--- Task to complete ---
Below is a set of records; restate each one word for word.

--- The input ---
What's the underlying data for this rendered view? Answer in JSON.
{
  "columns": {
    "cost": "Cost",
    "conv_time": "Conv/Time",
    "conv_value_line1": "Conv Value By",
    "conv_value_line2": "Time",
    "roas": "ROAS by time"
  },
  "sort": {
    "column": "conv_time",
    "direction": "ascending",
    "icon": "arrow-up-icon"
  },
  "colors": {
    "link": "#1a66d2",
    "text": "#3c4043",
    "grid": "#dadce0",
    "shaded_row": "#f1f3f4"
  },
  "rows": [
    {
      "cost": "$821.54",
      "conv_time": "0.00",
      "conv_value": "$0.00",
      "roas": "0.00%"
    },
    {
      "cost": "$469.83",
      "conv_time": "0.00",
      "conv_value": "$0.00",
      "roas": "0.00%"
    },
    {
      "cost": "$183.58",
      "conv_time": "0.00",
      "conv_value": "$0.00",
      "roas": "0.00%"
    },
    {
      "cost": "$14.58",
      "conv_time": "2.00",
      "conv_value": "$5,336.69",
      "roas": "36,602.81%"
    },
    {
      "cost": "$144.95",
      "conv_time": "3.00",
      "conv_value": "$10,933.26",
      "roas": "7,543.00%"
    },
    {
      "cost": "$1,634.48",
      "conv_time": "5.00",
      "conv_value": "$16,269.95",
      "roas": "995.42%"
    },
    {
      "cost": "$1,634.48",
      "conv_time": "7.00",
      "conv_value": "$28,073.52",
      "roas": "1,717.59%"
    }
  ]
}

--- Response to this task ---
What's the underlying data for this rendered view? Answer in JSON.
{
  "columns": {
    "cost": "Cost",
    "conv_time": "Conv/Time",
    "conv_value_line1": "Conv Value By",
    "conv_value_line2": "Time",
    "roas": "ROAS by time"
  },
  "sort": {
    "column": "conv_time",
    "direction": "ascending",
    "icon": "arrow-up-icon"
  },
  "colors": {
    "link": "#1a66d2",
    "text": "#3c4043",
    "grid": "#dadce0",
    "shaded_row": "#f1f3f4"
  },
  "rows": [
    {
      "cost": "$821.54",
      "conv_time": "0.00",
      "conv_value": "$0.00",
      "roas": "0.00%"
    },
    {
      "cost": "$469.83",
      "conv_time": "0.00",
      "conv_value": "$0.00",
      "roas": "0.00%"
    },
    {
      "cost": "$183.58",
      "conv_time": "0.00",
      "conv_value": "$0.00",
      "roas": "0.00%"
    },
    {
      "cost": "$14.58",
      "conv_time": "2.00",
      "conv_value": "$5,336.69",
      "roas": "36,602.81%"
    },
    {
      "cost": "$144.95",
      "conv_time": "3.00",
      "conv_value": "$10,933.26",
      "roas": "7,543.00%"
    },
    {
      "cost": "$1,634.48",
      "conv_time": "5.00",
      "conv_value": "$16,269.95",
      "roas": "995.42%"
    },
    {
      "cost": "$1,634.48",
      "conv_time": "7.00",
      "conv_value": "$28,073.52",
      "roas": "1,717.59%"
    }
  ]
}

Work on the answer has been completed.